Arrange the lines of the material, from its first line through the line containing "heatmap-cell: [388, 261, 394, 267]", as a JSON list of strings with one string per line. Leave out blank lines.

[Labeled box records]
********

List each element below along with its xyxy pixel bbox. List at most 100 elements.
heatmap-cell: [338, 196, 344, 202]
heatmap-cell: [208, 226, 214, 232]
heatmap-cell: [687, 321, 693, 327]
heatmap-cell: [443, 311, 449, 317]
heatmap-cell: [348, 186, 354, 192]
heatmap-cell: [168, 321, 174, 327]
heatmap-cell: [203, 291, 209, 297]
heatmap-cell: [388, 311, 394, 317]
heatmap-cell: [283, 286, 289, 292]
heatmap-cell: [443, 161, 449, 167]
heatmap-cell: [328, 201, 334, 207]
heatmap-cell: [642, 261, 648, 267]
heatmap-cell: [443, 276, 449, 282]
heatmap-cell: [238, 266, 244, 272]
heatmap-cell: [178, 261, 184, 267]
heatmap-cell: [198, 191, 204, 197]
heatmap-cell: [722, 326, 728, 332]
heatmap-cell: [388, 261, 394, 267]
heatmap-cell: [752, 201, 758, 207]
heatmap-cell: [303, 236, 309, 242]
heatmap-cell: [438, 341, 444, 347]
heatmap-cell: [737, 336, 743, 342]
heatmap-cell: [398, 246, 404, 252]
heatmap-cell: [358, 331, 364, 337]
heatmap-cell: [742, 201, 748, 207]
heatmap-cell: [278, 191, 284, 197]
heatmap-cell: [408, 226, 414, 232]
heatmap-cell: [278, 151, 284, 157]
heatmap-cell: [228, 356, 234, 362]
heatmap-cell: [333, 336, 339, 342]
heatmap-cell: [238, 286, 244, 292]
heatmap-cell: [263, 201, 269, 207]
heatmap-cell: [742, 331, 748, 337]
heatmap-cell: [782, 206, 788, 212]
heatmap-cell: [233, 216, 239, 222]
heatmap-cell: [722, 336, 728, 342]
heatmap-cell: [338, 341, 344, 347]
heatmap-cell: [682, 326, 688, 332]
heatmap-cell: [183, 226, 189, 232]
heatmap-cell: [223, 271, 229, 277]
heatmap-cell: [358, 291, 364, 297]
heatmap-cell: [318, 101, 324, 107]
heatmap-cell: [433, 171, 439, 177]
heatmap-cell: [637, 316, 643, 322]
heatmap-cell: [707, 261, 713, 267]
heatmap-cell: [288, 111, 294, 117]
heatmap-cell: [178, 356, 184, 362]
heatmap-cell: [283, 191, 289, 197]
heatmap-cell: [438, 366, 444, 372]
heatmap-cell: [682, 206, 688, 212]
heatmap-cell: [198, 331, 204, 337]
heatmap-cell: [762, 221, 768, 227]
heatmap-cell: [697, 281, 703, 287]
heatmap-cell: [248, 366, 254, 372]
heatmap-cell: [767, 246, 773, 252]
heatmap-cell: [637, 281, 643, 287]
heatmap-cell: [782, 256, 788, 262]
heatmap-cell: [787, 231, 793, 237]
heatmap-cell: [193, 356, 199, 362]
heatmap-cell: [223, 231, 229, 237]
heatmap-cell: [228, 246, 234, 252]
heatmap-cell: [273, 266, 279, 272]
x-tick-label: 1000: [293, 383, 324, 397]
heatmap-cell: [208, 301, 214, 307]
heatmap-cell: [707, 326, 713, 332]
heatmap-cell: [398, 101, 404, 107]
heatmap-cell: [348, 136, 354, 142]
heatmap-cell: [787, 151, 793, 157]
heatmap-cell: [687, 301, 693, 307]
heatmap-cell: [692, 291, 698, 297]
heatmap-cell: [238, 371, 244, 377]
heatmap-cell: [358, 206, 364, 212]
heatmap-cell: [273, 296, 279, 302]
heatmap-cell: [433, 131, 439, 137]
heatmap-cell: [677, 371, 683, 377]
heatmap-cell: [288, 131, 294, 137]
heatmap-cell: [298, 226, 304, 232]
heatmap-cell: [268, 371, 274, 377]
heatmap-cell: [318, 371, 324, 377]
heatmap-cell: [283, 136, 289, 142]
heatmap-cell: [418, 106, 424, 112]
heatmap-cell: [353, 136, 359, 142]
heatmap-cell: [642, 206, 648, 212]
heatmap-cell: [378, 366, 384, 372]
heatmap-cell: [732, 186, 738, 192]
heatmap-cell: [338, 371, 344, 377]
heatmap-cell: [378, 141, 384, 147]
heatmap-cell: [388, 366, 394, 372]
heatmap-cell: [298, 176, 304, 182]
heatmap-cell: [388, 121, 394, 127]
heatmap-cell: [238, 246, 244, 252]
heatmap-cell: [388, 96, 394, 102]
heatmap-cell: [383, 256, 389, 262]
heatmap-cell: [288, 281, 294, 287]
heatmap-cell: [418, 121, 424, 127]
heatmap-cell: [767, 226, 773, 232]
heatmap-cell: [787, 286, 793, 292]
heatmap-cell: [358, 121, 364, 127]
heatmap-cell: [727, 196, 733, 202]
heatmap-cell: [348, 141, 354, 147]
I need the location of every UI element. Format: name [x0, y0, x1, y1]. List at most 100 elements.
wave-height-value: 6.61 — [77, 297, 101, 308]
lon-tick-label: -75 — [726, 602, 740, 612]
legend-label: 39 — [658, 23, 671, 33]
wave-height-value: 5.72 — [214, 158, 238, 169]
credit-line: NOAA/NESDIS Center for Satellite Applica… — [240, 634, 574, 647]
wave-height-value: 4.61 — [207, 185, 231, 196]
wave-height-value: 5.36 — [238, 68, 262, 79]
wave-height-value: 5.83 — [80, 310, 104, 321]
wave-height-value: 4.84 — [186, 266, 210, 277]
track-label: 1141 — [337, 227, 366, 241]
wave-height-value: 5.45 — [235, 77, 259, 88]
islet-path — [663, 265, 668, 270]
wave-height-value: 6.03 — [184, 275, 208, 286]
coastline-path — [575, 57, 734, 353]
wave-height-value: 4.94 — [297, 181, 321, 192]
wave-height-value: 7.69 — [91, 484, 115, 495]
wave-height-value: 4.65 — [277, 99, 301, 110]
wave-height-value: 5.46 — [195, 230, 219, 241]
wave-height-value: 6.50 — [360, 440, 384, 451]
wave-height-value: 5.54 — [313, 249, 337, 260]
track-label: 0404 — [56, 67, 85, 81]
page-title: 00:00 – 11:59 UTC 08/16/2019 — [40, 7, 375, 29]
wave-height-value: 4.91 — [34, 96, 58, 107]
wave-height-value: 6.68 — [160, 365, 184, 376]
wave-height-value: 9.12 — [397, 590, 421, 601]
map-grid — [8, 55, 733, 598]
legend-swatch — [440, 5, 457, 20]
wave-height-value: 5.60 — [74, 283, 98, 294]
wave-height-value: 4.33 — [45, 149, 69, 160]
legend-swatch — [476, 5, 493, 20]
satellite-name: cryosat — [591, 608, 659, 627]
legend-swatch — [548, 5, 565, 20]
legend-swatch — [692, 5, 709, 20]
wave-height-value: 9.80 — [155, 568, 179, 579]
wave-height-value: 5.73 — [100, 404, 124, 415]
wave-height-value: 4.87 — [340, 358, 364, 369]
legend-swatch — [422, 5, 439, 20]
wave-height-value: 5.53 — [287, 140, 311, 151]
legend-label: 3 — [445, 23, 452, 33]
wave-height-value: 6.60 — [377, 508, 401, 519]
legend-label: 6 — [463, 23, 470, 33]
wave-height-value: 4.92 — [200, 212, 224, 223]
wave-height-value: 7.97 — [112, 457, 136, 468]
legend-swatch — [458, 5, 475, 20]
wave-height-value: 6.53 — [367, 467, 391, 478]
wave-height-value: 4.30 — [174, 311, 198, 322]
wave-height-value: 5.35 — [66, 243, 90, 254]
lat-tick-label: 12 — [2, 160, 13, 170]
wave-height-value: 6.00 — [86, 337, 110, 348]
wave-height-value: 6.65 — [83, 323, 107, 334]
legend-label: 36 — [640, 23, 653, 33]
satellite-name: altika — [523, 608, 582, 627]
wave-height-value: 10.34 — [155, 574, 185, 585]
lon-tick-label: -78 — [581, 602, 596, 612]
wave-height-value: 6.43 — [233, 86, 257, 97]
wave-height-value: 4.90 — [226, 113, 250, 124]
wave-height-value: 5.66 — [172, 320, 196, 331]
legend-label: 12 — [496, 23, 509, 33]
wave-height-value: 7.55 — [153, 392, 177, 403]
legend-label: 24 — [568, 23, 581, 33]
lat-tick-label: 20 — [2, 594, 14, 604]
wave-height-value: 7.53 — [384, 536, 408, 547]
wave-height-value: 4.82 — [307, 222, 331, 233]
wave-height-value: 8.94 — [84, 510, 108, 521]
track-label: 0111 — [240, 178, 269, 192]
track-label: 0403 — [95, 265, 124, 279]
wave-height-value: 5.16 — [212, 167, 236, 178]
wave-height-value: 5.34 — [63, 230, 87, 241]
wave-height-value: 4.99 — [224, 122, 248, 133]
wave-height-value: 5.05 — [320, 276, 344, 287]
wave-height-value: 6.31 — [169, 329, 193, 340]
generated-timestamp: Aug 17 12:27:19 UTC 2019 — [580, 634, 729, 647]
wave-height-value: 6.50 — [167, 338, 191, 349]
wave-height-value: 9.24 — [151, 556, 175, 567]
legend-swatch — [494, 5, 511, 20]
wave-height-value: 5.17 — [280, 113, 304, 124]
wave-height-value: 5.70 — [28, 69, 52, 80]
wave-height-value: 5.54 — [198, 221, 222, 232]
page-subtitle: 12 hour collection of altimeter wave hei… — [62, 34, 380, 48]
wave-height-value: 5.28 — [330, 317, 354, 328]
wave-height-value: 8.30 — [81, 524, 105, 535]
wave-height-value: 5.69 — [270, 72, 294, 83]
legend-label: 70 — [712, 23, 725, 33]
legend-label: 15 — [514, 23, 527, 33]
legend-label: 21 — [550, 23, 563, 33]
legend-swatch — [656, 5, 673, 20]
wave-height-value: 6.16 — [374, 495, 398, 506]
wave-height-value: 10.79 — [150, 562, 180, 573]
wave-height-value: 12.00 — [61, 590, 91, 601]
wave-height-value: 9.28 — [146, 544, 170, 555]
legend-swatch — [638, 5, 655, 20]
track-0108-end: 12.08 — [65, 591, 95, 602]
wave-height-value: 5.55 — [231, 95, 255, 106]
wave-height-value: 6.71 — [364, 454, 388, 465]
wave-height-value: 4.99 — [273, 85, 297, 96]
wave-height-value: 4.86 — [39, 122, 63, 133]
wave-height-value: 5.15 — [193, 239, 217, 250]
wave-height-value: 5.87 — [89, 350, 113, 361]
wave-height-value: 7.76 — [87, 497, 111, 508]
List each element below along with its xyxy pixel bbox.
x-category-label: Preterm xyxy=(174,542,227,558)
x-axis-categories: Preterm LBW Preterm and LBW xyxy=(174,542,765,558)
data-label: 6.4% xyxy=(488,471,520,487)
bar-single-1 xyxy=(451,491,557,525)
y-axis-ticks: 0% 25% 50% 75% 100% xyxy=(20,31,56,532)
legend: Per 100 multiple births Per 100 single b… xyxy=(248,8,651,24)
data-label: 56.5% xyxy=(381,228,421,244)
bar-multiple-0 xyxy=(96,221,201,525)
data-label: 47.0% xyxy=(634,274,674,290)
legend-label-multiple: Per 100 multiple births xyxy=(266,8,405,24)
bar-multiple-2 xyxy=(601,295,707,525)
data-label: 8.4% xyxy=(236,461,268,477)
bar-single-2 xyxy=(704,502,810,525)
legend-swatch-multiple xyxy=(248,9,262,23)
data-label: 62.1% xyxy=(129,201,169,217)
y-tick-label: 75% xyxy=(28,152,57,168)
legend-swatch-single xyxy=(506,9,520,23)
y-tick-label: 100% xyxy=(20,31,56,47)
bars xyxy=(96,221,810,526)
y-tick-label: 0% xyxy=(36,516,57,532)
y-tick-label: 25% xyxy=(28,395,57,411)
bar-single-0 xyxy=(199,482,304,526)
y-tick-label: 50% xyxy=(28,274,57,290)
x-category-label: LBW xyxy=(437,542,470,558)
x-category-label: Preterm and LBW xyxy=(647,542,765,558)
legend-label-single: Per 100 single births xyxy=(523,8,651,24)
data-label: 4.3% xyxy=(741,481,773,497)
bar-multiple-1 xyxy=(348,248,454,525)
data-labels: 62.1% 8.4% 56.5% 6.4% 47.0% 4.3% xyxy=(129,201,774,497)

********

### Result for this task
[
  "List each element below along with its xyxy pixel bbox. List at most 100 elements.",
  "heatmap-cell: [338, 196, 344, 202]",
  "heatmap-cell: [208, 226, 214, 232]",
  "heatmap-cell: [687, 321, 693, 327]",
  "heatmap-cell: [443, 311, 449, 317]",
  "heatmap-cell: [348, 186, 354, 192]",
  "heatmap-cell: [168, 321, 174, 327]",
  "heatmap-cell: [203, 291, 209, 297]",
  "heatmap-cell: [388, 311, 394, 317]",
  "heatmap-cell: [283, 286, 289, 292]",
  "heatmap-cell: [443, 161, 449, 167]",
  "heatmap-cell: [328, 201, 334, 207]",
  "heatmap-cell: [642, 261, 648, 267]",
  "heatmap-cell: [443, 276, 449, 282]",
  "heatmap-cell: [238, 266, 244, 272]",
  "heatmap-cell: [178, 261, 184, 267]",
  "heatmap-cell: [198, 191, 204, 197]",
  "heatmap-cell: [722, 326, 728, 332]",
  "heatmap-cell: [388, 261, 394, 267]"
]